Top of Given text

Strangly Smudged

By Lenora Rand

Ash Wednesday. It's a jarring day to me. A few random people show up in the morning at work with black smudges on their foreheads and when I first see them it takes a second to register, to recognize the sign of the cross, the thumbprint of ashes. Yesterday, one of the administrative assistants at my work, a hard-working recently divorced young Mom, slipped back into her chair after lunch with an ashy cross on her face and a slightly guilty look. Like she was sorry to admit it, in and among her group of "too cool for God" co-workers, that she believes in this whole crazy Jesus/redemption/Lent thing, even though she may not know why. Or maybe that's just me, reading too much into everything. Maybe she was just feeling guilty about taking a little longer for lunch.

Last night I went to the Ash Wednesday service at our church and I was struck by the reading of Isaiah 58 about how much people wanted to be connected with God but couldn't quite get it right. They were doing what they knew how to do--fasting, prayer, sackcloth and ashes--but it wasn't really getting them anywhere. But they wanted it to. Like those people at my work with strange markings on their foreheads, they were looking for some kind of relationship with God, and some kind of insight into why we're here and what the hell we're supposed to do with ourselves while we're here. And they weren't afraid to admit it.

Bottom of Given text
Top of Data listing

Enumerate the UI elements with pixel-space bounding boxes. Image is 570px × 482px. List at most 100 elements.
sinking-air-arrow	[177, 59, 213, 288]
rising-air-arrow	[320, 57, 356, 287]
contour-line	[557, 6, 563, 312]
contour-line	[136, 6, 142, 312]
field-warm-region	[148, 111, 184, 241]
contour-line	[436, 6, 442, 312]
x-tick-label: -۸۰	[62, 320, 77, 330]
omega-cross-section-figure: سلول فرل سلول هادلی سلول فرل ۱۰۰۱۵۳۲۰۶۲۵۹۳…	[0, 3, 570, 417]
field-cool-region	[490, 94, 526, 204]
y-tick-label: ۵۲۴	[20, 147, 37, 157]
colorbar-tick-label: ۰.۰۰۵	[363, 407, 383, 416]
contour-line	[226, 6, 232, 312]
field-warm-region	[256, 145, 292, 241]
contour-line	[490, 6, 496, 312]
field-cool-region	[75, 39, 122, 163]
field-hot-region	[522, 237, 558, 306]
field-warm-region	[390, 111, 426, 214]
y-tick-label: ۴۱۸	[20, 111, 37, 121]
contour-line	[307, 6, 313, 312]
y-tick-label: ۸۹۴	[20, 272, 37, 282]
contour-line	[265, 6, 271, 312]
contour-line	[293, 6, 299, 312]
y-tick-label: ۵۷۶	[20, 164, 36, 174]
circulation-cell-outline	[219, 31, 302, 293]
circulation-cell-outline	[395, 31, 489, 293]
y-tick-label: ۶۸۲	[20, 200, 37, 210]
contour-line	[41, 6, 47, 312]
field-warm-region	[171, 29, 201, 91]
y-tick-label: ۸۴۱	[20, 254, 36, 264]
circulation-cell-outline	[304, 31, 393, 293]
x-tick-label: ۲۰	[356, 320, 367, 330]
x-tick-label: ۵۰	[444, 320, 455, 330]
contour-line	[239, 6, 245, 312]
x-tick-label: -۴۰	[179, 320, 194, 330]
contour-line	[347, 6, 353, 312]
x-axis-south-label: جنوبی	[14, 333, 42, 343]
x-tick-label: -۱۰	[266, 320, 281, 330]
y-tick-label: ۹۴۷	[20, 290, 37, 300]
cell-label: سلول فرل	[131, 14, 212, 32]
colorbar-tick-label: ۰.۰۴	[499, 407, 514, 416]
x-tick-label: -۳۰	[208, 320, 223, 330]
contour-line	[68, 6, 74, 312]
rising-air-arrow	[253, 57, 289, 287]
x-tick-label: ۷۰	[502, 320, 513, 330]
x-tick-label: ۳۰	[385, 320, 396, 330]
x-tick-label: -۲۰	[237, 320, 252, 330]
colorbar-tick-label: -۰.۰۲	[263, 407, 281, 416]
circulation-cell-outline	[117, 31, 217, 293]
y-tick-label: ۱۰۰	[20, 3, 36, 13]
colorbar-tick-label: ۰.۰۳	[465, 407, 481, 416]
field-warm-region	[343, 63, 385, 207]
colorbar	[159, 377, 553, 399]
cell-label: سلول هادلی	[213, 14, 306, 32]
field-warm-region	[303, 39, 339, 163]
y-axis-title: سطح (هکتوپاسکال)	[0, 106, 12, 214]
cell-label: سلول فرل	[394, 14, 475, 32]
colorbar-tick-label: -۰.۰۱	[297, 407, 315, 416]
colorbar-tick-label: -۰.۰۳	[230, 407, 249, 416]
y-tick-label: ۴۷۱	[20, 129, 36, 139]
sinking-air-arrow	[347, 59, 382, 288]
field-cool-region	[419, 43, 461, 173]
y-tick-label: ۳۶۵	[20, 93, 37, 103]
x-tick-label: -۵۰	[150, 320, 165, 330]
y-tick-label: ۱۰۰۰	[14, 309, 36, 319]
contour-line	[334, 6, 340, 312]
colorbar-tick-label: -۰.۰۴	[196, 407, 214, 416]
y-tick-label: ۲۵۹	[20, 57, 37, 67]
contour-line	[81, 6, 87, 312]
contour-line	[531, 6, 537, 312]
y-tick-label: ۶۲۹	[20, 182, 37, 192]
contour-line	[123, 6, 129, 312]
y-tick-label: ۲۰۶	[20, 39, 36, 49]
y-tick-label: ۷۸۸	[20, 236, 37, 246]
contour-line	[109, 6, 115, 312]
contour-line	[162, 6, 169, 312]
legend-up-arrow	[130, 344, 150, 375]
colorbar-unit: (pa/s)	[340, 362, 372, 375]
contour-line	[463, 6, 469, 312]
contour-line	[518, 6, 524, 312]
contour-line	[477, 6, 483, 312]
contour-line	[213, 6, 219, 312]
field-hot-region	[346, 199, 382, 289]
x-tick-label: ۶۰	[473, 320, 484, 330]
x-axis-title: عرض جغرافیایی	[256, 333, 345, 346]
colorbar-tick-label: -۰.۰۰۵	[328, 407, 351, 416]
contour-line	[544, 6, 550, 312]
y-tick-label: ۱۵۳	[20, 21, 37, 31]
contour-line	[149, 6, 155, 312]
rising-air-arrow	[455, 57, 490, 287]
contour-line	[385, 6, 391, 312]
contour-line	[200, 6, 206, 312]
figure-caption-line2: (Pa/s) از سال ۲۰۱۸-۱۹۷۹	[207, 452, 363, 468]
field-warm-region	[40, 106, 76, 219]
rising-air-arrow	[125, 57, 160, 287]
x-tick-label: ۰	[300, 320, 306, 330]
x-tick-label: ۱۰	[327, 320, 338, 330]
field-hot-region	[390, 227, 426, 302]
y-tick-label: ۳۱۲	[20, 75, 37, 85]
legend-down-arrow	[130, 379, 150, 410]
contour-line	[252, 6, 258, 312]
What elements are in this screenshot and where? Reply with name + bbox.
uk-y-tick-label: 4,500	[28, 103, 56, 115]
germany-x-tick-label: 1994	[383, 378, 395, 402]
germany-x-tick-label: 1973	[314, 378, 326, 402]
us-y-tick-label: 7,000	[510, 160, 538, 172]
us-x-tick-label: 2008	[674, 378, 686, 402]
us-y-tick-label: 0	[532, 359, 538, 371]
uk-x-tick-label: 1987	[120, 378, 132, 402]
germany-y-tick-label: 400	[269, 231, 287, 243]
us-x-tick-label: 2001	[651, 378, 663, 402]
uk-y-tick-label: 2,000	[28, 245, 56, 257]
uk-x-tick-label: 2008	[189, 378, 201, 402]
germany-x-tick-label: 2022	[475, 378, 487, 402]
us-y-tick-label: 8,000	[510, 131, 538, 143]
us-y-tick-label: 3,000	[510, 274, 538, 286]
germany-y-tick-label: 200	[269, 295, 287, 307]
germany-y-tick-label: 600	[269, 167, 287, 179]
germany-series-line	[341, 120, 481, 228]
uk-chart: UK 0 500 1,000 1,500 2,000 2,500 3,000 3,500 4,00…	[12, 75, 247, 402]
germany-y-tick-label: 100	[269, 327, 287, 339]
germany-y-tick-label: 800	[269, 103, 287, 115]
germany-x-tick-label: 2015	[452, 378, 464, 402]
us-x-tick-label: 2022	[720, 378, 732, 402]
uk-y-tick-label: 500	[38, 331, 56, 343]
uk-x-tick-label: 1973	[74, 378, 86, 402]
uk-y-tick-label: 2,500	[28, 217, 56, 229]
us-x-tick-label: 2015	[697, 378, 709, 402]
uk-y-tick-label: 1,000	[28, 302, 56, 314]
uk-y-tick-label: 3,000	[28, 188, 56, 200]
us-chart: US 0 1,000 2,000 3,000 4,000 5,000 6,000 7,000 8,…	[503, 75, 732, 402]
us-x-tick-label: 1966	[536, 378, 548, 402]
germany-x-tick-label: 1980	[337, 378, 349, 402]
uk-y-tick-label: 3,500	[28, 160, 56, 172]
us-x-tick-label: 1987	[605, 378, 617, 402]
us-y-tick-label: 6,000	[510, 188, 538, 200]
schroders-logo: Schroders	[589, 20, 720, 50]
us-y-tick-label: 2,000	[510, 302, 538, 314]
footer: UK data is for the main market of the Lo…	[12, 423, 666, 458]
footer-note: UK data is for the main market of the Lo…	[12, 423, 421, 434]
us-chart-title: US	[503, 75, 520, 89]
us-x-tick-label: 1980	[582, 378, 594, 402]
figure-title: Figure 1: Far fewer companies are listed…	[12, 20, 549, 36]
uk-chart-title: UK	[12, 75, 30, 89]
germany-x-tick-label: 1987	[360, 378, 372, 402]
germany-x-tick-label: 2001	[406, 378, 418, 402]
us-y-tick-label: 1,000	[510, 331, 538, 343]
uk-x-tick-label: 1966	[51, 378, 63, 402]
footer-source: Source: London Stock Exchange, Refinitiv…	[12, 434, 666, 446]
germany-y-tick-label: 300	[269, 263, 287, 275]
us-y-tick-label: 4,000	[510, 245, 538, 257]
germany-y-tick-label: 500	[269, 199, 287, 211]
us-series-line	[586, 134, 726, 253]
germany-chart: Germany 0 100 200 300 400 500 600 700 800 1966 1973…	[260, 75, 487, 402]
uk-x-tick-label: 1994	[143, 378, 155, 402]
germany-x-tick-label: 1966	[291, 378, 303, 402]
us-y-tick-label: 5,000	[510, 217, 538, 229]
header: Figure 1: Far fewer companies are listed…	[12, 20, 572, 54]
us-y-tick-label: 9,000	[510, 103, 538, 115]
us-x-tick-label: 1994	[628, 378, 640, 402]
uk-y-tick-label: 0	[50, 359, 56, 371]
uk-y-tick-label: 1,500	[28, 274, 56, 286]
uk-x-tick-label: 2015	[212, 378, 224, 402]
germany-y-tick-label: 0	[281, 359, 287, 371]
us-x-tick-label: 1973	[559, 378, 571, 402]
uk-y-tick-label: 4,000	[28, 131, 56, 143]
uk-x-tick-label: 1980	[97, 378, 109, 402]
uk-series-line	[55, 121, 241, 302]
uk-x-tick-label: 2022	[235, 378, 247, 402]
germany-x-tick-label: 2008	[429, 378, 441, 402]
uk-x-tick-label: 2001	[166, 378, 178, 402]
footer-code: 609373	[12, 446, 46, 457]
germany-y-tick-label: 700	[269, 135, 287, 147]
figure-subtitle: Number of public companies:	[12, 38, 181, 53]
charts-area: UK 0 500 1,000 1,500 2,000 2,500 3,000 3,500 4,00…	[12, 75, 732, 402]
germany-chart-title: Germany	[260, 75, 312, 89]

Bottom of Data listing

Copy out the passage of the Ash Wednesday text starting with "Ash Wednesday. It's" and going on through "longer for lunch.".

Ash Wednesday. It's a jarring day to me. A few random people show up in the morning at work with black smudges on their foreheads and when I first see them it takes a second to register, to recognize the sign of the cross, the thumbprint of ashes. Yesterday, one of the administrative assistants at my work, a hard-working recently divorced young Mom, slipped back into her chair after lunch with an ashy cross on her face and a slightly guilty look. Like she was sorry to admit it, in and among her group of "too cool for God" co-workers, that she believes in this whole crazy Jesus/redemption/Lent thing, even though she may not know why. Or maybe that's just me, reading too much into everything. Maybe she was just feeling guilty about taking a little longer for lunch.